▶ EXERCISE PROMPT: Below are entries to be transcribed exactly; exclude the pictures from the copy.

Saved entries:
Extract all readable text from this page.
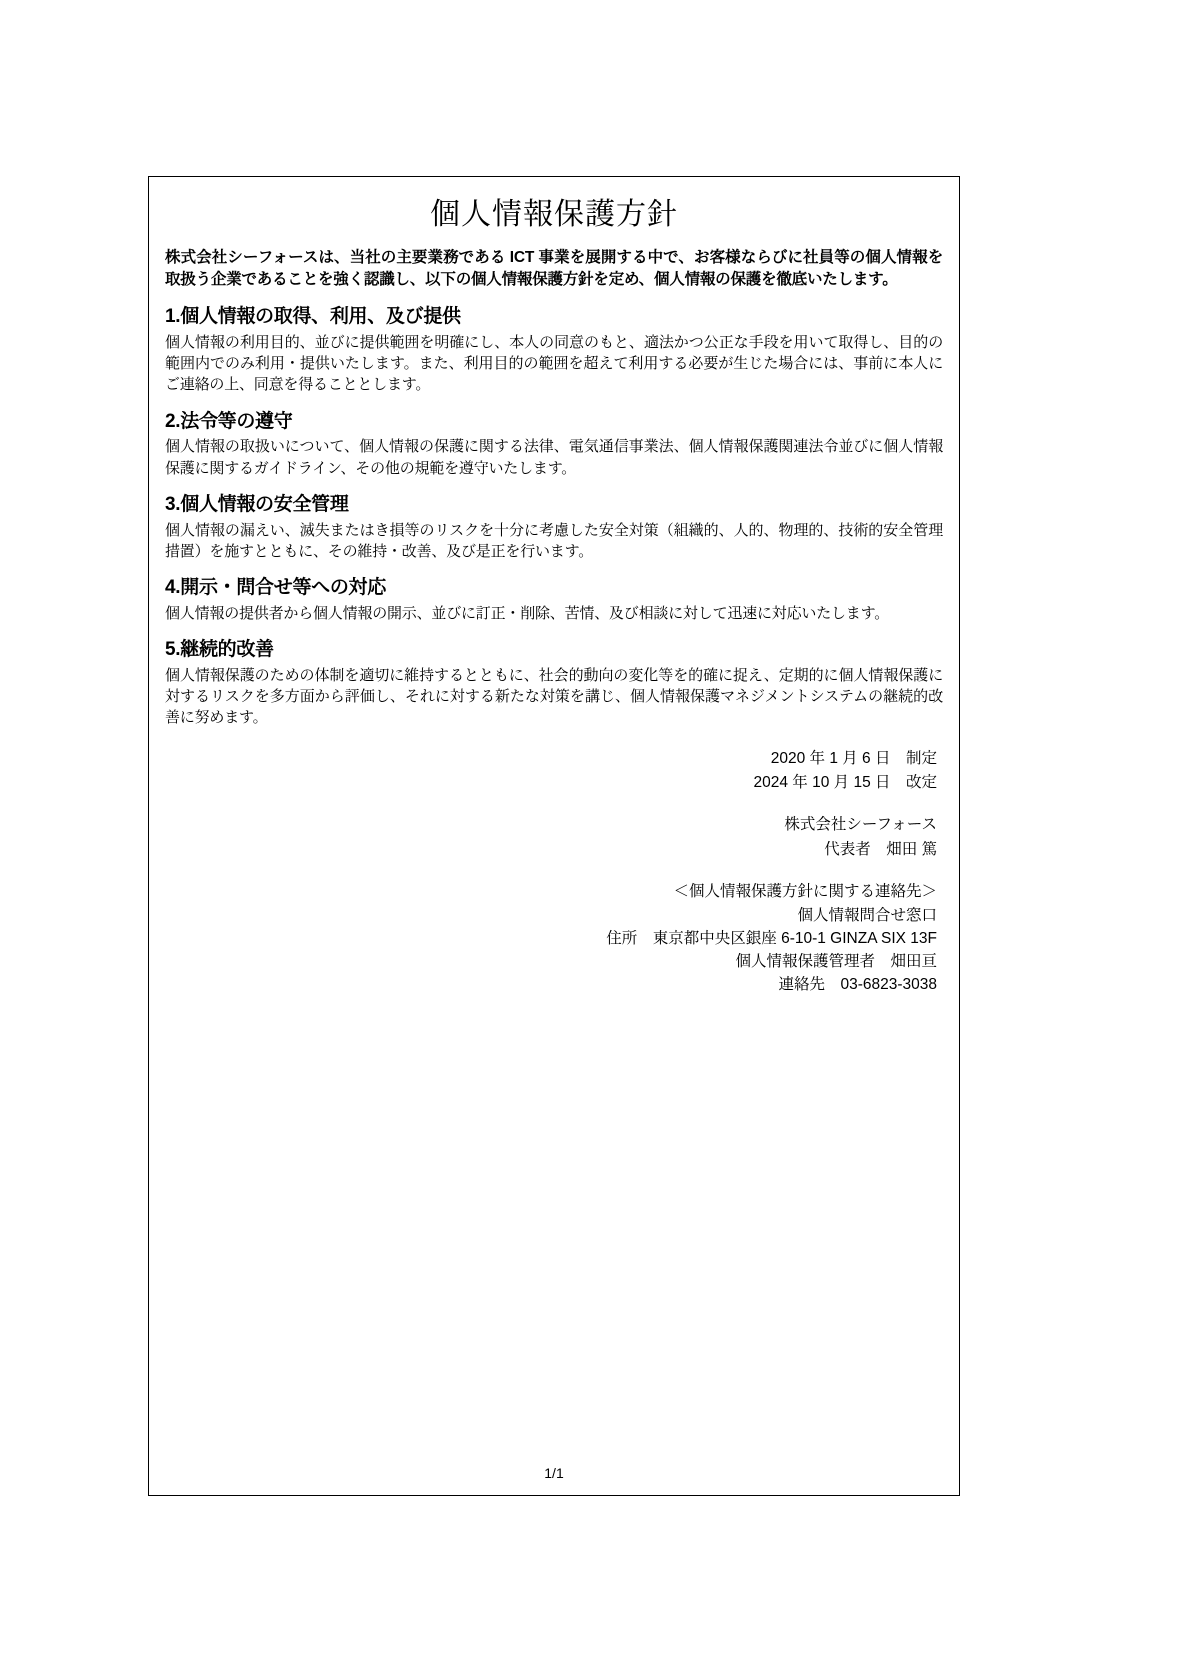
個人情報保護方針

株式会社シーフォースは、当社の主要業務である ICT 事業を展開する中で、お客様ならびに社員等の個人情報を取扱う企業であることを強く認識し、以下の個人情報保護方針を定め、個人情報の保護を徹底いたします。

1.個人情報の取得、利用、及び提供

個人情報の利用目的、並びに提供範囲を明確にし、本人の同意のもと、適法かつ公正な手段を用いて取得し、目的の範囲内でのみ利用・提供いたします。また、利用目的の範囲を超えて利用する必要が生じた場合には、事前に本人にご連絡の上、同意を得ることとします。

2.法令等の遵守

個人情報の取扱いについて、個人情報の保護に関する法律、電気通信事業法、個人情報保護関連法令並びに個人情報保護に関するガイドライン、その他の規範を遵守いたします。

3.個人情報の安全管理

個人情報の漏えい、滅失またはき損等のリスクを十分に考慮した安全対策（組織的、人的、物理的、技術的安全管理措置）を施すとともに、その維持・改善、及び是正を行います。

4.開示・問合せ等への対応

個人情報の提供者から個人情報の開示、並びに訂正・削除、苦情、及び相談に対して迅速に対応いたします。

5.継続的改善

個人情報保護のための体制を適切に維持するとともに、社会的動向の変化等を的確に捉え、定期的に個人情報保護に対するリスクを多方面から評価し、それに対する新たな対策を講じ、個人情報保護マネジメントシステムの継続的改善に努めます。

2020 年 1 月 6 日　制定
2024 年 10 月 15 日　改定
株式会社シーフォース
代表者　畑田 篤
＜個人情報保護方針に関する連絡先＞
個人情報問合せ窓口
住所　東京都中央区銀座 6-10-1 GINZA SIX 13F
個人情報保護管理者　畑田亘
連絡先　03-6823-3038
1/1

▶ CORRECT RESULT:
Extract all readable text from this page.
個人情報保護方針

株式会社シーフォースは、当社の主要業務である ICT 事業を展開する中で、お客様ならびに社員等の個人情報を取扱う企業であることを強く認識し、以下の個人情報保護方針を定め、個人情報の保護を徹底いたします。

1.個人情報の取得、利用、及び提供

個人情報の利用目的、並びに提供範囲を明確にし、本人の同意のもと、適法かつ公正な手段を用いて取得し、目的の範囲内でのみ利用・提供いたします。また、利用目的の範囲を超えて利用する必要が生じた場合には、事前に本人にご連絡の上、同意を得ることとします。

2.法令等の遵守

個人情報の取扱いについて、個人情報の保護に関する法律、電気通信事業法、個人情報保護関連法令並びに個人情報保護に関するガイドライン、その他の規範を遵守いたします。

3.個人情報の安全管理

個人情報の漏えい、滅失またはき損等のリスクを十分に考慮した安全対策（組織的、人的、物理的、技術的安全管理措置）を施すとともに、その維持・改善、及び是正を行います。

4.開示・問合せ等への対応

個人情報の提供者から個人情報の開示、並びに訂正・削除、苦情、及び相談に対して迅速に対応いたします。

5.継続的改善

個人情報保護のための体制を適切に維持するとともに、社会的動向の変化等を的確に捉え、定期的に個人情報保護に対するリスクを多方面から評価し、それに対する新たな対策を講じ、個人情報保護マネジメントシステムの継続的改善に努めます。

2020 年 1 月 6 日　制定
2024 年 10 月 15 日　改定
株式会社シーフォース
代表者　畑田 篤
＜個人情報保護方針に関する連絡先＞
個人情報問合せ窓口
住所　東京都中央区銀座 6-10-1 GINZA SIX 13F
個人情報保護管理者　畑田亘
連絡先　03-6823-3038
1/1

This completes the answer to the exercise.